- [Exercise]:
Repeat every line of the records below without any changes, leaving out the pictures.

(A block of data)

# # # # #

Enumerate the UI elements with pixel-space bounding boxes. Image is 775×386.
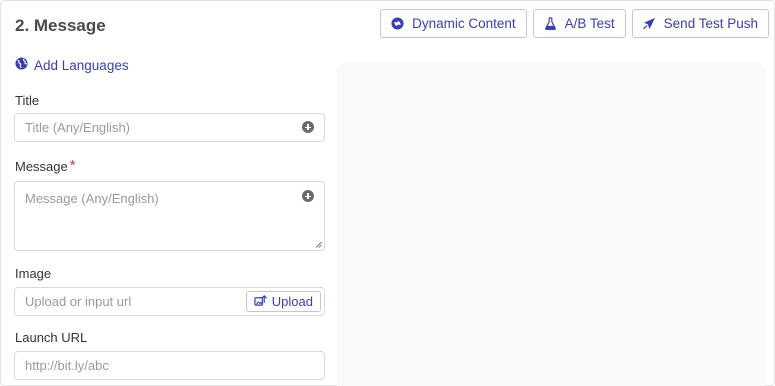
upload-label: Upload [271,294,313,309]
message-label: Message * [15,157,76,176]
title-label: Title [15,93,40,108]
title-input[interactable] [15,114,324,141]
image-url-input[interactable] [15,288,245,315]
resize-handle-icon[interactable] [315,241,322,248]
launch-url-field-wrapper [14,351,325,380]
image-field-wrapper: Upload [14,287,325,316]
preview-panel [337,63,765,386]
send-test-push-button[interactable]: Send Test Push [631,9,769,38]
image-label: Image [15,266,52,281]
upload-button[interactable]: Upload [245,291,321,312]
add-languages-label: Add Languages [34,57,129,73]
send-icon [642,17,656,30]
required-asterisk: * [69,157,76,174]
message-textarea[interactable] [15,182,324,250]
ab-test-button[interactable]: A/B Test [532,9,626,38]
send-test-push-label: Send Test Push [663,16,758,31]
message-section: 2. Message Dynamic Content A/B Test Send… [0,0,775,386]
dynamic-content-button[interactable]: Dynamic Content [380,9,527,38]
launch-url-label: Launch URL [15,330,88,345]
dynamic-content-icon [391,17,404,30]
message-actions-toolbar: Dynamic Content A/B Test Send Test Push [380,9,769,38]
flask-icon [544,17,557,30]
add-languages-link[interactable]: Add Languages [15,57,129,73]
globe-icon [15,57,28,73]
message-field-wrapper [14,181,325,251]
dynamic-content-label: Dynamic Content [412,16,516,31]
message-label-text: Message [15,159,68,174]
plus-circle-icon[interactable] [302,121,314,133]
title-field-wrapper [14,113,325,142]
section-title: 2. Message [15,16,106,35]
plus-circle-icon[interactable] [302,190,314,202]
upload-image-icon [254,294,267,310]
ab-test-label: A/B Test [564,16,615,31]
launch-url-input[interactable] [15,352,324,379]
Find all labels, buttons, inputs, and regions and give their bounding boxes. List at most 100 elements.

# # # # #

- [Solution to this problem]:
Enumerate the UI elements with pixel-space bounding boxes. Image is 775×386.
upload-label: Upload [271,294,313,309]
message-label: Message * [15,157,76,176]
title-label: Title [15,93,40,108]
title-input[interactable] [15,114,324,141]
image-url-input[interactable] [15,288,245,315]
resize-handle-icon[interactable] [315,241,322,248]
launch-url-field-wrapper [14,351,325,380]
image-field-wrapper: Upload [14,287,325,316]
preview-panel [337,63,765,386]
send-test-push-button[interactable]: Send Test Push [631,9,769,38]
image-label: Image [15,266,52,281]
upload-button[interactable]: Upload [245,291,321,312]
add-languages-label: Add Languages [34,57,129,73]
send-icon [642,17,656,30]
required-asterisk: * [69,157,76,174]
message-textarea[interactable] [15,182,324,250]
ab-test-button[interactable]: A/B Test [532,9,626,38]
send-test-push-label: Send Test Push [663,16,758,31]
message-section: 2. Message Dynamic Content A/B Test Send… [0,0,775,386]
dynamic-content-button[interactable]: Dynamic Content [380,9,527,38]
launch-url-label: Launch URL [15,330,88,345]
dynamic-content-icon [391,17,404,30]
message-actions-toolbar: Dynamic Content A/B Test Send Test Push [380,9,769,38]
flask-icon [544,17,557,30]
add-languages-link[interactable]: Add Languages [15,57,129,73]
globe-icon [15,57,28,73]
message-field-wrapper [14,181,325,251]
dynamic-content-label: Dynamic Content [412,16,516,31]
message-label-text: Message [15,159,68,174]
plus-circle-icon[interactable] [302,121,314,133]
title-field-wrapper [14,113,325,142]
section-title: 2. Message [15,16,106,35]
plus-circle-icon[interactable] [302,190,314,202]
upload-image-icon [254,294,267,310]
ab-test-label: A/B Test [564,16,615,31]
launch-url-input[interactable] [15,352,324,379]
Find all labels, buttons, inputs, and regions and give their bounding boxes. List at most 100 elements.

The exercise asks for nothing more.